(Dataset entries on figures)
══════════════════════════════

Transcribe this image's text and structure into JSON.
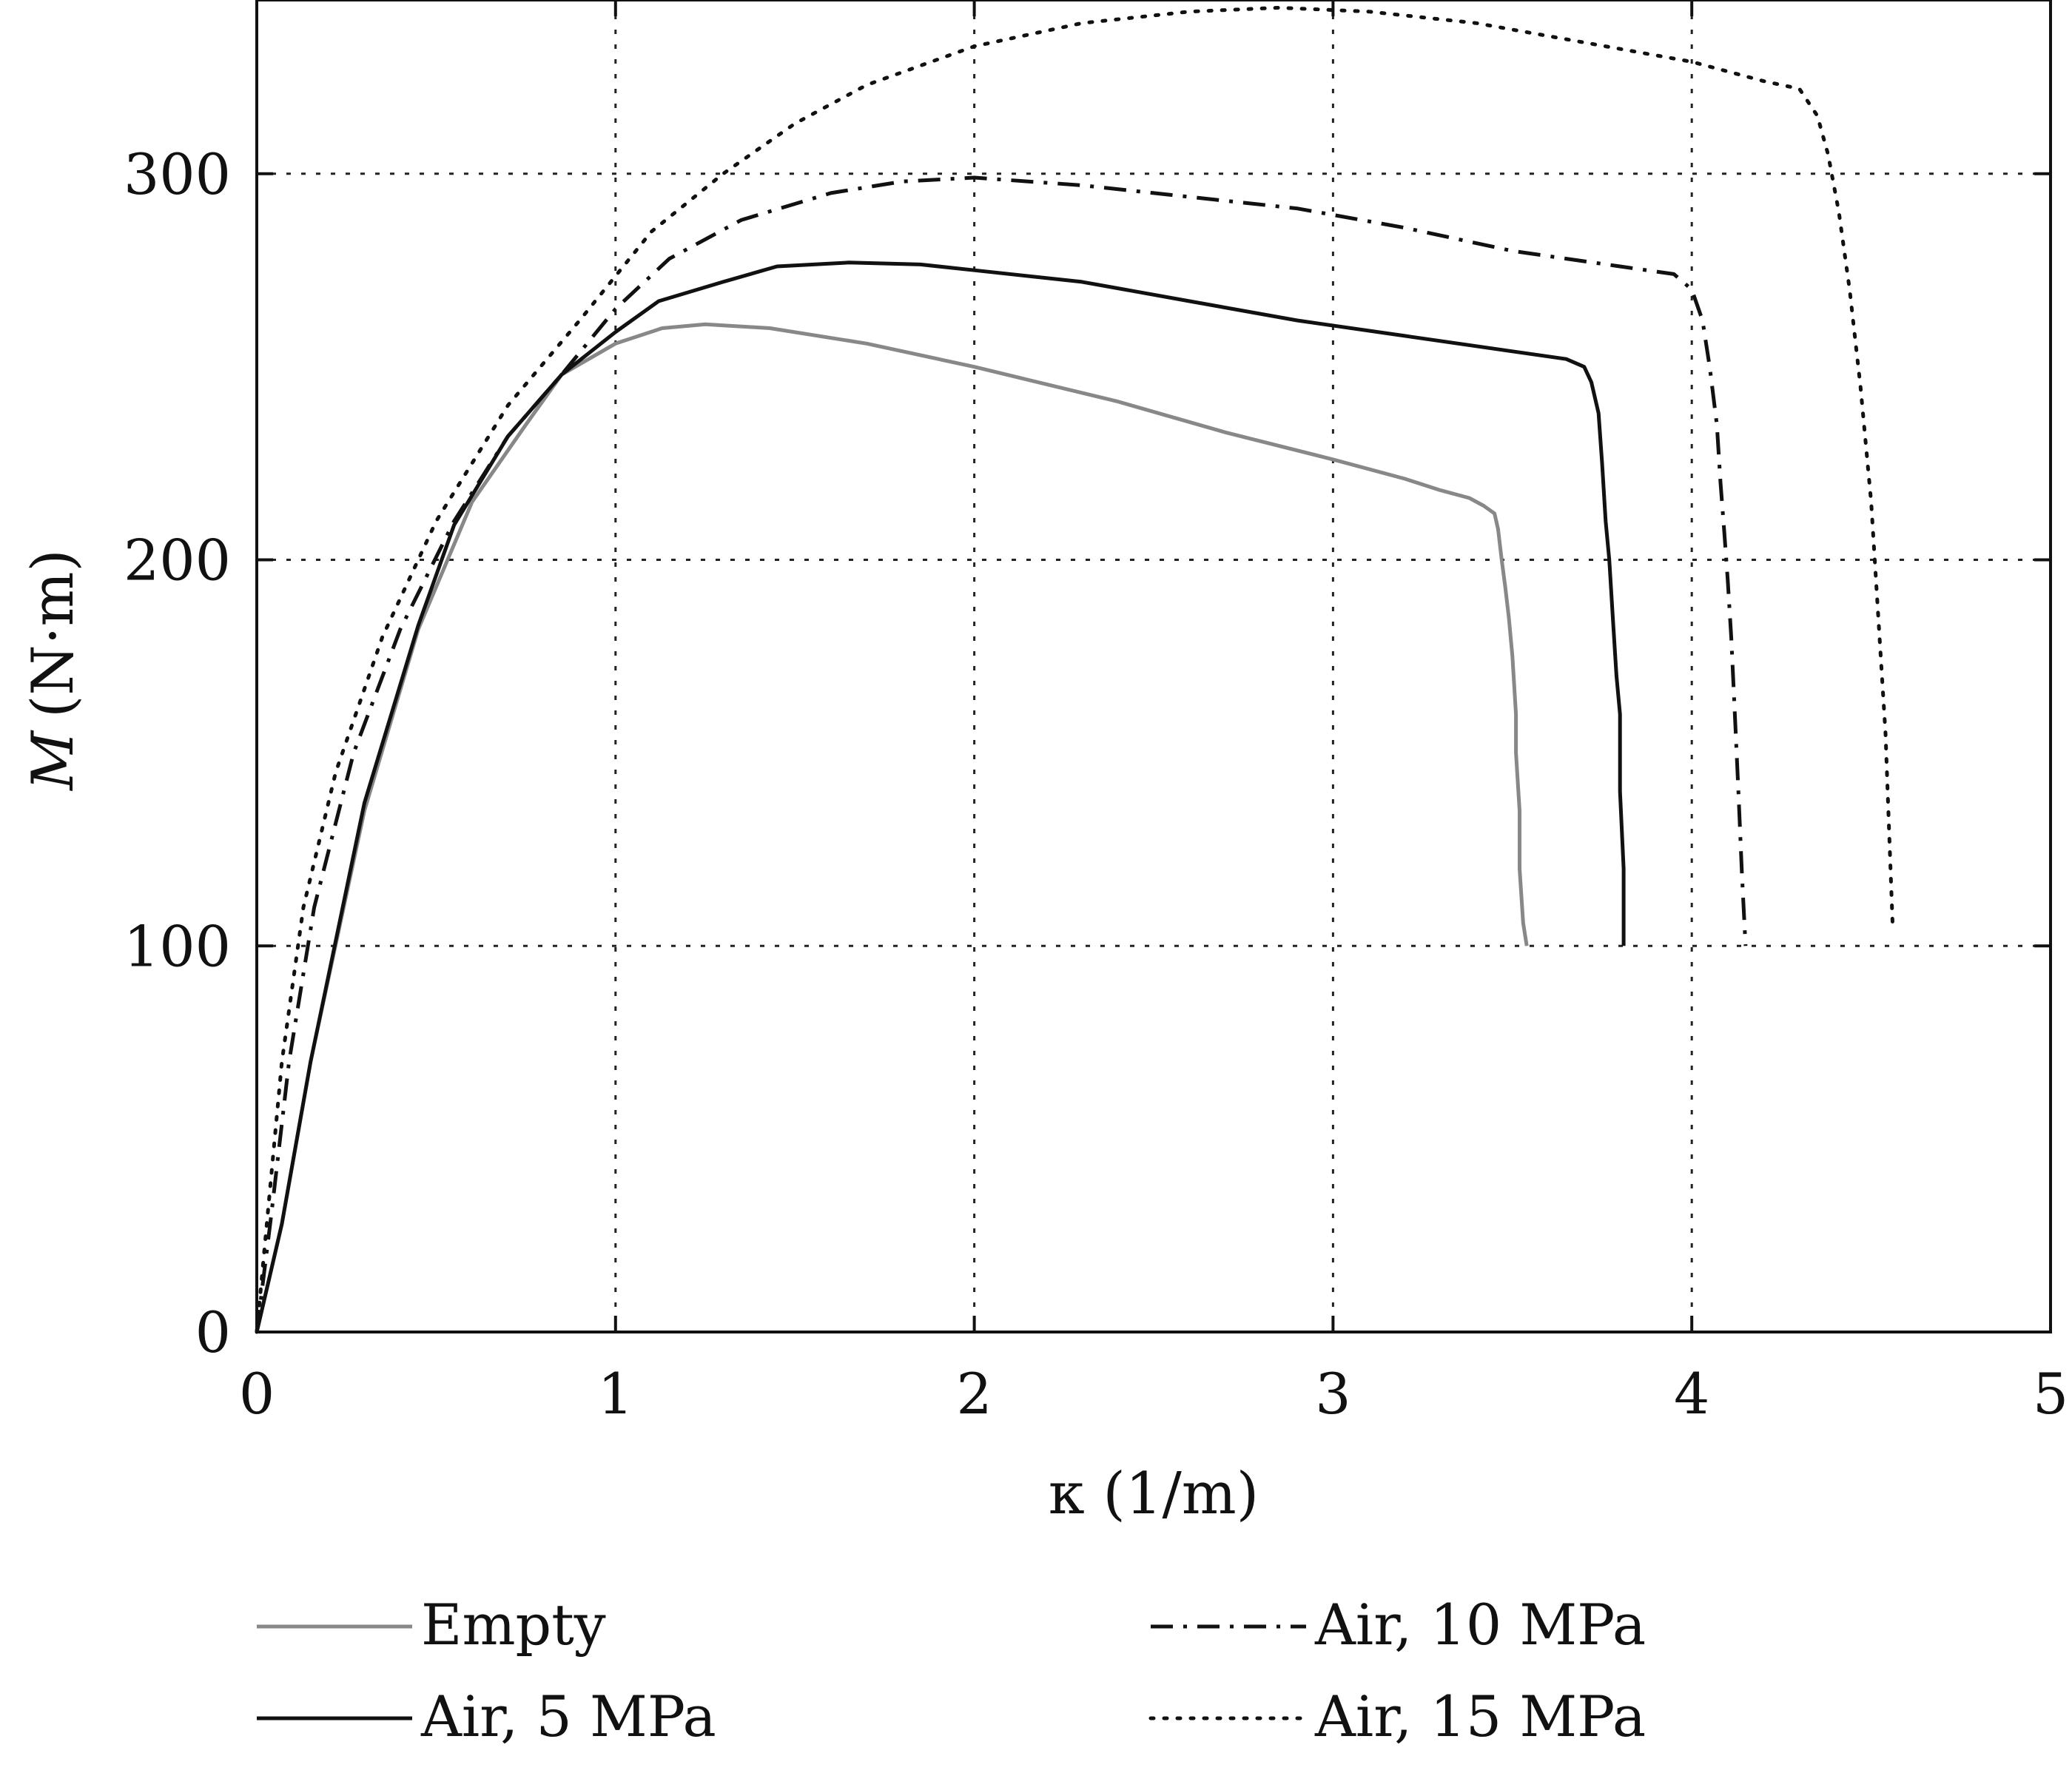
{
  "chart_data": {
    "type": "line",
    "title": "",
    "xlabel": "κ (1/m)",
    "ylabel": "M (N·m)",
    "ylabel_symbol": "M",
    "ylabel_unit": "(N·m)",
    "xlim": [
      0,
      5
    ],
    "ylim": [
      0,
      345
    ],
    "xticks": [
      "0",
      "1",
      "2",
      "3",
      "4",
      "5"
    ],
    "yticks": [
      "0",
      "100",
      "200",
      "300"
    ],
    "xtick_values": [
      0,
      1,
      2,
      3,
      4,
      5
    ],
    "ytick_values": [
      0,
      100,
      200,
      300
    ],
    "grid": true,
    "legend_position": "bottom",
    "series": [
      {
        "name": "Empty",
        "color": "#888888",
        "style": "solid",
        "points": [
          [
            0,
            0
          ],
          [
            0.07,
            28
          ],
          [
            0.15,
            70
          ],
          [
            0.3,
            135
          ],
          [
            0.45,
            182
          ],
          [
            0.6,
            215
          ],
          [
            0.75,
            235
          ],
          [
            0.85,
            248
          ],
          [
            1.0,
            256
          ],
          [
            1.13,
            260
          ],
          [
            1.25,
            261
          ],
          [
            1.43,
            260
          ],
          [
            1.7,
            256
          ],
          [
            2.0,
            250
          ],
          [
            2.4,
            241
          ],
          [
            2.7,
            233
          ],
          [
            3.0,
            226
          ],
          [
            3.2,
            221
          ],
          [
            3.3,
            218
          ],
          [
            3.38,
            216
          ],
          [
            3.42,
            214
          ],
          [
            3.45,
            212
          ],
          [
            3.46,
            208
          ],
          [
            3.47,
            200
          ],
          [
            3.48,
            193
          ],
          [
            3.49,
            185
          ],
          [
            3.5,
            175
          ],
          [
            3.51,
            160
          ],
          [
            3.51,
            150
          ],
          [
            3.52,
            135
          ],
          [
            3.52,
            120
          ],
          [
            3.53,
            106
          ],
          [
            3.54,
            100
          ]
        ]
      },
      {
        "name": "Air, 5 MPa",
        "color": "#111111",
        "style": "solid",
        "points": [
          [
            0,
            0
          ],
          [
            0.07,
            28
          ],
          [
            0.15,
            70
          ],
          [
            0.3,
            137
          ],
          [
            0.45,
            183
          ],
          [
            0.55,
            209
          ],
          [
            0.7,
            232
          ],
          [
            0.85,
            248
          ],
          [
            1.0,
            259
          ],
          [
            1.12,
            267
          ],
          [
            1.3,
            272
          ],
          [
            1.45,
            276
          ],
          [
            1.65,
            277
          ],
          [
            1.85,
            276.5
          ],
          [
            2.0,
            275
          ],
          [
            2.3,
            272
          ],
          [
            2.6,
            267
          ],
          [
            2.9,
            262
          ],
          [
            3.2,
            258
          ],
          [
            3.5,
            254
          ],
          [
            3.65,
            252
          ],
          [
            3.7,
            250
          ],
          [
            3.72,
            246
          ],
          [
            3.74,
            238
          ],
          [
            3.75,
            225
          ],
          [
            3.76,
            210
          ],
          [
            3.77,
            200
          ],
          [
            3.78,
            185
          ],
          [
            3.79,
            170
          ],
          [
            3.8,
            160
          ],
          [
            3.8,
            140
          ],
          [
            3.81,
            120
          ],
          [
            3.81,
            100
          ]
        ]
      },
      {
        "name": "Air, 10 MPa",
        "color": "#111111",
        "style": "dashdot",
        "points": [
          [
            0,
            0
          ],
          [
            0.04,
            30
          ],
          [
            0.09,
            70
          ],
          [
            0.16,
            110
          ],
          [
            0.27,
            150
          ],
          [
            0.4,
            182
          ],
          [
            0.55,
            210
          ],
          [
            0.7,
            232
          ],
          [
            0.85,
            248
          ],
          [
            1.0,
            265
          ],
          [
            1.15,
            278
          ],
          [
            1.35,
            288
          ],
          [
            1.6,
            295
          ],
          [
            1.8,
            298
          ],
          [
            2.0,
            299
          ],
          [
            2.3,
            297
          ],
          [
            2.6,
            294
          ],
          [
            2.9,
            291
          ],
          [
            3.2,
            286
          ],
          [
            3.5,
            280
          ],
          [
            3.8,
            276
          ],
          [
            3.95,
            274
          ],
          [
            4.0,
            270
          ],
          [
            4.03,
            262
          ],
          [
            4.05,
            250
          ],
          [
            4.07,
            235
          ],
          [
            4.08,
            220
          ],
          [
            4.09,
            208
          ],
          [
            4.1,
            195
          ],
          [
            4.11,
            180
          ],
          [
            4.12,
            160
          ],
          [
            4.13,
            140
          ],
          [
            4.14,
            118
          ],
          [
            4.15,
            100
          ]
        ]
      },
      {
        "name": "Air, 15 MPa",
        "color": "#111111",
        "style": "dotted",
        "points": [
          [
            0,
            0
          ],
          [
            0.03,
            30
          ],
          [
            0.07,
            70
          ],
          [
            0.13,
            110
          ],
          [
            0.22,
            145
          ],
          [
            0.35,
            180
          ],
          [
            0.5,
            210
          ],
          [
            0.7,
            240
          ],
          [
            0.9,
            262
          ],
          [
            1.1,
            285
          ],
          [
            1.3,
            300
          ],
          [
            1.5,
            313
          ],
          [
            1.7,
            323
          ],
          [
            2.0,
            333
          ],
          [
            2.3,
            339
          ],
          [
            2.6,
            342
          ],
          [
            2.85,
            343
          ],
          [
            3.1,
            342
          ],
          [
            3.4,
            339
          ],
          [
            3.7,
            334
          ],
          [
            4.0,
            329
          ],
          [
            4.2,
            324
          ],
          [
            4.3,
            322
          ],
          [
            4.35,
            315
          ],
          [
            4.38,
            305
          ],
          [
            4.41,
            290
          ],
          [
            4.44,
            270
          ],
          [
            4.47,
            245
          ],
          [
            4.5,
            215
          ],
          [
            4.52,
            185
          ],
          [
            4.54,
            155
          ],
          [
            4.55,
            130
          ],
          [
            4.56,
            105
          ]
        ]
      }
    ]
  }
}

══════════════════════════════

▸ **GIVEN TASK**: Restate the entire listing word for word, excluding pictures.

▸ **REPLY TO THE TASK**:
Transcribe this image's text and structure into JSON.
{
  "chart_data": {
    "type": "line",
    "title": "",
    "xlabel": "κ (1/m)",
    "ylabel": "M (N·m)",
    "ylabel_symbol": "M",
    "ylabel_unit": "(N·m)",
    "xlim": [
      0,
      5
    ],
    "ylim": [
      0,
      345
    ],
    "xticks": [
      "0",
      "1",
      "2",
      "3",
      "4",
      "5"
    ],
    "yticks": [
      "0",
      "100",
      "200",
      "300"
    ],
    "xtick_values": [
      0,
      1,
      2,
      3,
      4,
      5
    ],
    "ytick_values": [
      0,
      100,
      200,
      300
    ],
    "grid": true,
    "legend_position": "bottom",
    "series": [
      {
        "name": "Empty",
        "color": "#888888",
        "style": "solid",
        "points": [
          [
            0,
            0
          ],
          [
            0.07,
            28
          ],
          [
            0.15,
            70
          ],
          [
            0.3,
            135
          ],
          [
            0.45,
            182
          ],
          [
            0.6,
            215
          ],
          [
            0.75,
            235
          ],
          [
            0.85,
            248
          ],
          [
            1.0,
            256
          ],
          [
            1.13,
            260
          ],
          [
            1.25,
            261
          ],
          [
            1.43,
            260
          ],
          [
            1.7,
            256
          ],
          [
            2.0,
            250
          ],
          [
            2.4,
            241
          ],
          [
            2.7,
            233
          ],
          [
            3.0,
            226
          ],
          [
            3.2,
            221
          ],
          [
            3.3,
            218
          ],
          [
            3.38,
            216
          ],
          [
            3.42,
            214
          ],
          [
            3.45,
            212
          ],
          [
            3.46,
            208
          ],
          [
            3.47,
            200
          ],
          [
            3.48,
            193
          ],
          [
            3.49,
            185
          ],
          [
            3.5,
            175
          ],
          [
            3.51,
            160
          ],
          [
            3.51,
            150
          ],
          [
            3.52,
            135
          ],
          [
            3.52,
            120
          ],
          [
            3.53,
            106
          ],
          [
            3.54,
            100
          ]
        ]
      },
      {
        "name": "Air, 5 MPa",
        "color": "#111111",
        "style": "solid",
        "points": [
          [
            0,
            0
          ],
          [
            0.07,
            28
          ],
          [
            0.15,
            70
          ],
          [
            0.3,
            137
          ],
          [
            0.45,
            183
          ],
          [
            0.55,
            209
          ],
          [
            0.7,
            232
          ],
          [
            0.85,
            248
          ],
          [
            1.0,
            259
          ],
          [
            1.12,
            267
          ],
          [
            1.3,
            272
          ],
          [
            1.45,
            276
          ],
          [
            1.65,
            277
          ],
          [
            1.85,
            276.5
          ],
          [
            2.0,
            275
          ],
          [
            2.3,
            272
          ],
          [
            2.6,
            267
          ],
          [
            2.9,
            262
          ],
          [
            3.2,
            258
          ],
          [
            3.5,
            254
          ],
          [
            3.65,
            252
          ],
          [
            3.7,
            250
          ],
          [
            3.72,
            246
          ],
          [
            3.74,
            238
          ],
          [
            3.75,
            225
          ],
          [
            3.76,
            210
          ],
          [
            3.77,
            200
          ],
          [
            3.78,
            185
          ],
          [
            3.79,
            170
          ],
          [
            3.8,
            160
          ],
          [
            3.8,
            140
          ],
          [
            3.81,
            120
          ],
          [
            3.81,
            100
          ]
        ]
      },
      {
        "name": "Air, 10 MPa",
        "color": "#111111",
        "style": "dashdot",
        "points": [
          [
            0,
            0
          ],
          [
            0.04,
            30
          ],
          [
            0.09,
            70
          ],
          [
            0.16,
            110
          ],
          [
            0.27,
            150
          ],
          [
            0.4,
            182
          ],
          [
            0.55,
            210
          ],
          [
            0.7,
            232
          ],
          [
            0.85,
            248
          ],
          [
            1.0,
            265
          ],
          [
            1.15,
            278
          ],
          [
            1.35,
            288
          ],
          [
            1.6,
            295
          ],
          [
            1.8,
            298
          ],
          [
            2.0,
            299
          ],
          [
            2.3,
            297
          ],
          [
            2.6,
            294
          ],
          [
            2.9,
            291
          ],
          [
            3.2,
            286
          ],
          [
            3.5,
            280
          ],
          [
            3.8,
            276
          ],
          [
            3.95,
            274
          ],
          [
            4.0,
            270
          ],
          [
            4.03,
            262
          ],
          [
            4.05,
            250
          ],
          [
            4.07,
            235
          ],
          [
            4.08,
            220
          ],
          [
            4.09,
            208
          ],
          [
            4.1,
            195
          ],
          [
            4.11,
            180
          ],
          [
            4.12,
            160
          ],
          [
            4.13,
            140
          ],
          [
            4.14,
            118
          ],
          [
            4.15,
            100
          ]
        ]
      },
      {
        "name": "Air, 15 MPa",
        "color": "#111111",
        "style": "dotted",
        "points": [
          [
            0,
            0
          ],
          [
            0.03,
            30
          ],
          [
            0.07,
            70
          ],
          [
            0.13,
            110
          ],
          [
            0.22,
            145
          ],
          [
            0.35,
            180
          ],
          [
            0.5,
            210
          ],
          [
            0.7,
            240
          ],
          [
            0.9,
            262
          ],
          [
            1.1,
            285
          ],
          [
            1.3,
            300
          ],
          [
            1.5,
            313
          ],
          [
            1.7,
            323
          ],
          [
            2.0,
            333
          ],
          [
            2.3,
            339
          ],
          [
            2.6,
            342
          ],
          [
            2.85,
            343
          ],
          [
            3.1,
            342
          ],
          [
            3.4,
            339
          ],
          [
            3.7,
            334
          ],
          [
            4.0,
            329
          ],
          [
            4.2,
            324
          ],
          [
            4.3,
            322
          ],
          [
            4.35,
            315
          ],
          [
            4.38,
            305
          ],
          [
            4.41,
            290
          ],
          [
            4.44,
            270
          ],
          [
            4.47,
            245
          ],
          [
            4.5,
            215
          ],
          [
            4.52,
            185
          ],
          [
            4.54,
            155
          ],
          [
            4.55,
            130
          ],
          [
            4.56,
            105
          ]
        ]
      }
    ]
  }
}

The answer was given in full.